-- Records for this exercise --

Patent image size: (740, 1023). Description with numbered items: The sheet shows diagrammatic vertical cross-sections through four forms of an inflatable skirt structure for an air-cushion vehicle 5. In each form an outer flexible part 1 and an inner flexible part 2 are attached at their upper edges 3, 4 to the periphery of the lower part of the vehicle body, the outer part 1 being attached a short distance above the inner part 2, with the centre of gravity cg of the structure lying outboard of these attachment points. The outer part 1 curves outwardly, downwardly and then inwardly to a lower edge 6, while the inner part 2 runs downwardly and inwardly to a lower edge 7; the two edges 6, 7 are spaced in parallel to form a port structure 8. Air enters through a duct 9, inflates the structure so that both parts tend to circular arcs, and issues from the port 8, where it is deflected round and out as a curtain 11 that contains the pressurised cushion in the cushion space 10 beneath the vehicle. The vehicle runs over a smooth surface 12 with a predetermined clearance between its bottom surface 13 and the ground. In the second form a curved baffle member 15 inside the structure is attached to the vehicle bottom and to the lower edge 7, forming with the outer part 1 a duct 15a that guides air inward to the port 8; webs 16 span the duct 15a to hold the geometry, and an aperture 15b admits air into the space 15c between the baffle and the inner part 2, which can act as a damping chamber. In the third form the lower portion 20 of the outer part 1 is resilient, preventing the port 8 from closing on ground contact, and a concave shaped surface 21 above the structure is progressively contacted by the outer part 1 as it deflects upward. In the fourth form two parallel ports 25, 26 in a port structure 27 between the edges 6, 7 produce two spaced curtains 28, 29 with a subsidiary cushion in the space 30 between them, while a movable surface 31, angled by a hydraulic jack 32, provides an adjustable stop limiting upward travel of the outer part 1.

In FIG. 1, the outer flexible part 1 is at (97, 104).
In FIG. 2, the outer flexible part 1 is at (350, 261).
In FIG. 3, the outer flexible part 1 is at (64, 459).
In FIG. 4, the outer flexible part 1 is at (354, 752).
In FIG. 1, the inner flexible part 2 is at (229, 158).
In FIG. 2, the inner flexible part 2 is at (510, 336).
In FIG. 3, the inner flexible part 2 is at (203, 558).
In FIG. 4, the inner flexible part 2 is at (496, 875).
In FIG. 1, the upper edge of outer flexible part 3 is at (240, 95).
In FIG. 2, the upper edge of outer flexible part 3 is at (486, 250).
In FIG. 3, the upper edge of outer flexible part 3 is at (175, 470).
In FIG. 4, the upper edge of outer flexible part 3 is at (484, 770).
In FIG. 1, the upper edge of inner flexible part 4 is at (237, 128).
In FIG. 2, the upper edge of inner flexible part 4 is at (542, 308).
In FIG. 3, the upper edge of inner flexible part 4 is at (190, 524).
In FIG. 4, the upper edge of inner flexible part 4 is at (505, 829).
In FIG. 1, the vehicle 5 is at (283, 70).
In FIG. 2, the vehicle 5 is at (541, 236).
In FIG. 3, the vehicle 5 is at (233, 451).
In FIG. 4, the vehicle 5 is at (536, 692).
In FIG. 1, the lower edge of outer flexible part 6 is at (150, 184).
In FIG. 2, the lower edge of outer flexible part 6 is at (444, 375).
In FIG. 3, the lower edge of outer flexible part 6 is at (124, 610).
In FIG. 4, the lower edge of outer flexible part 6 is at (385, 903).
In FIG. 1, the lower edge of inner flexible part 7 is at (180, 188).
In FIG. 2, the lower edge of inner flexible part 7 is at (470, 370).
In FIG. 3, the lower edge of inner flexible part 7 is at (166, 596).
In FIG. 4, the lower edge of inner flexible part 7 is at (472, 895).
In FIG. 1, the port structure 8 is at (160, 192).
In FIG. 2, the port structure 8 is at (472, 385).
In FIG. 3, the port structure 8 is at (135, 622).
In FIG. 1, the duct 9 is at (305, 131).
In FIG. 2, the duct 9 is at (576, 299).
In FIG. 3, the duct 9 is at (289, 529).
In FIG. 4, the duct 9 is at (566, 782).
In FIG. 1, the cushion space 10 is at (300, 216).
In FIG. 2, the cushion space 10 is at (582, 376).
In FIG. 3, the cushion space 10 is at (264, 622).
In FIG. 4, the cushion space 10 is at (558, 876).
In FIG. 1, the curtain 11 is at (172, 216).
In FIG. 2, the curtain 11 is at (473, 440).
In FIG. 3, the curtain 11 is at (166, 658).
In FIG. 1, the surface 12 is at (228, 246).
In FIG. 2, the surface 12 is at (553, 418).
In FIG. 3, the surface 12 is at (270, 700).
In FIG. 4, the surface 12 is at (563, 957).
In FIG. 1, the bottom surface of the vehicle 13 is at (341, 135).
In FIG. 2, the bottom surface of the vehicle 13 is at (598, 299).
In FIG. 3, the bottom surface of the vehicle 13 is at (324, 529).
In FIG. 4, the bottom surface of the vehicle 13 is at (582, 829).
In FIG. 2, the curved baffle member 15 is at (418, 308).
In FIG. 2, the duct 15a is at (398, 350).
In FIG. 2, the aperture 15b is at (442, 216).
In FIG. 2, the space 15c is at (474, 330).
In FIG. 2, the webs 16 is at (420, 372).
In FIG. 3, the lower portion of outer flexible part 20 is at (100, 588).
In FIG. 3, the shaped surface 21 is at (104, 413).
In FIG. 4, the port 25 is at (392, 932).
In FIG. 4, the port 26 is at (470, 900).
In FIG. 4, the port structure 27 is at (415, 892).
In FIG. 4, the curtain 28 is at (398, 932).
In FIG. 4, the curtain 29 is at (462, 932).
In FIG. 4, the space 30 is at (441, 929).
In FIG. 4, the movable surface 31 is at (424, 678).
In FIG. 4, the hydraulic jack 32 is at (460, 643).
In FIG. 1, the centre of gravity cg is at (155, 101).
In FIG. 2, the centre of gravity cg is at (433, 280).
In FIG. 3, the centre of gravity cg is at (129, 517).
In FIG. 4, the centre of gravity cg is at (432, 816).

-- Given exercise --
Turn every item above into a numbered list with one entry per line, and drop any blank lines.

-- Written reply --
1. Patent image size: (740, 1023). Description with numbered items: The sheet shows diagrammatic vertical cross-sections through four forms of an inflatable skirt structure for an air-cushion vehicle 5. In each form an outer flexible part 1 and an inner flexible part 2 are attached at their upper edges 3, 4 to the periphery of the lower part of the vehicle body, the outer part 1 being attached a short distance above the inner part 2, with the centre of gravity cg of the structure lying outboard of these attachment points. The outer part 1 curves outwardly, downwardly and then inwardly to a lower edge 6, while the inner part 2 runs downwardly and inwardly to a lower edge 7; the two edges 6, 7 are spaced in parallel to form a port structure 8. Air enters through a duct 9, inflates the structure so that both parts tend to circular arcs, and issues from the port 8, where it is deflected round and out as a curtain 11 that contains the pressurised cushion in the cushion space 10 beneath the vehicle. The vehicle runs over a smooth surface 12 with a predetermined clearance between its bottom surface 13 and the ground. In the second form a curved baffle member 15 inside the structure is attached to the vehicle bottom and to the lower edge 7, forming with the outer part 1 a duct 15a that guides air inward to the port 8; webs 16 span the duct 15a to hold the geometry, and an aperture 15b admits air into the space 15c between the baffle and the inner part 2, which can act as a damping chamber. In the third form the lower portion 20 of the outer part 1 is resilient, preventing the port 8 from closing on ground contact, and a concave shaped surface 21 above the structure is progressively contacted by the outer part 1 as it deflects upward. In the fourth form two parallel ports 25, 26 in a port structure 27 between the edges 6, 7 produce two spaced curtains 28, 29 with a subsidiary cushion in the space 30 between them, while a movable surface 31, angled by a hydraulic jack 32, provides an adjustable stop limiting upward travel of the outer part 1.
2. In FIG. 1, the outer flexible part 1 is at (97, 104).
3. In FIG. 2, the outer flexible part 1 is at (350, 261).
4. In FIG. 3, the outer flexible part 1 is at (64, 459).
5. In FIG. 4, the outer flexible part 1 is at (354, 752).
6. In FIG. 1, the inner flexible part 2 is at (229, 158).
7. In FIG. 2, the inner flexible part 2 is at (510, 336).
8. In FIG. 3, the inner flexible part 2 is at (203, 558).
9. In FIG. 4, the inner flexible part 2 is at (496, 875).
10. In FIG. 1, the upper edge of outer flexible part 3 is at (240, 95).
11. In FIG. 2, the upper edge of outer flexible part 3 is at (486, 250).
12. In FIG. 3, the upper edge of outer flexible part 3 is at (175, 470).
13. In FIG. 4, the upper edge of outer flexible part 3 is at (484, 770).
14. In FIG. 1, the upper edge of inner flexible part 4 is at (237, 128).
15. In FIG. 2, the upper edge of inner flexible part 4 is at (542, 308).
16. In FIG. 3, the upper edge of inner flexible part 4 is at (190, 524).
17. In FIG. 4, the upper edge of inner flexible part 4 is at (505, 829).
18. In FIG. 1, the vehicle 5 is at (283, 70).
19. In FIG. 2, the vehicle 5 is at (541, 236).
20. In FIG. 3, the vehicle 5 is at (233, 451).
21. In FIG. 4, the vehicle 5 is at (536, 692).
22. In FIG. 1, the lower edge of outer flexible part 6 is at (150, 184).
23. In FIG. 2, the lower edge of outer flexible part 6 is at (444, 375).
24. In FIG. 3, the lower edge of outer flexible part 6 is at (124, 610).
25. In FIG. 4, the lower edge of outer flexible part 6 is at (385, 903).
26. In FIG. 1, the lower edge of inner flexible part 7 is at (180, 188).
27. In FIG. 2, the lower edge of inner flexible part 7 is at (470, 370).
28. In FIG. 3, the lower edge of inner flexible part 7 is at (166, 596).
29. In FIG. 4, the lower edge of inner flexible part 7 is at (472, 895).
30. In FIG. 1, the port structure 8 is at (160, 192).
31. In FIG. 2, the port structure 8 is at (472, 385).
32. In FIG. 3, the port structure 8 is at (135, 622).
33. In FIG. 1, the duct 9 is at (305, 131).
34. In FIG. 2, the duct 9 is at (576, 299).
35. In FIG. 3, the duct 9 is at (289, 529).
36. In FIG. 4, the duct 9 is at (566, 782).
37. In FIG. 1, the cushion space 10 is at (300, 216).
38. In FIG. 2, the cushion space 10 is at (582, 376).
39. In FIG. 3, the cushion space 10 is at (264, 622).
40. In FIG. 4, the cushion space 10 is at (558, 876).
41. In FIG. 1, the curtain 11 is at (172, 216).
42. In FIG. 2, the curtain 11 is at (473, 440).
43. In FIG. 3, the curtain 11 is at (166, 658).
44. In FIG. 1, the surface 12 is at (228, 246).
45. In FIG. 2, the surface 12 is at (553, 418).
46. In FIG. 3, the surface 12 is at (270, 700).
47. In FIG. 4, the surface 12 is at (563, 957).
48. In FIG. 1, the bottom surface of the vehicle 13 is at (341, 135).
49. In FIG. 2, the bottom surface of the vehicle 13 is at (598, 299).
50. In FIG. 3, the bottom surface of the vehicle 13 is at (324, 529).
51. In FIG. 4, the bottom surface of the vehicle 13 is at (582, 829).
52. In FIG. 2, the curved baffle member 15 is at (418, 308).
53. In FIG. 2, the duct 15a is at (398, 350).
54. In FIG. 2, the aperture 15b is at (442, 216).
55. In FIG. 2, the space 15c is at (474, 330).
56. In FIG. 2, the webs 16 is at (420, 372).
57. In FIG. 3, the lower portion of outer flexible part 20 is at (100, 588).
58. In FIG. 3, the shaped surface 21 is at (104, 413).
59. In FIG. 4, the port 25 is at (392, 932).
60. In FIG. 4, the port 26 is at (470, 900).
61. In FIG. 4, the port structure 27 is at (415, 892).
62. In FIG. 4, the curtain 28 is at (398, 932).
63. In FIG. 4, the curtain 29 is at (462, 932).
64. In FIG. 4, the space 30 is at (441, 929).
65. In FIG. 4, the movable surface 31 is at (424, 678).
66. In FIG. 4, the hydraulic jack 32 is at (460, 643).
67. In FIG. 1, the centre of gravity cg is at (155, 101).
68. In FIG. 2, the centre of gravity cg is at (433, 280).
69. In FIG. 3, the centre of gravity cg is at (129, 517).
70. In FIG. 4, the centre of gravity cg is at (432, 816).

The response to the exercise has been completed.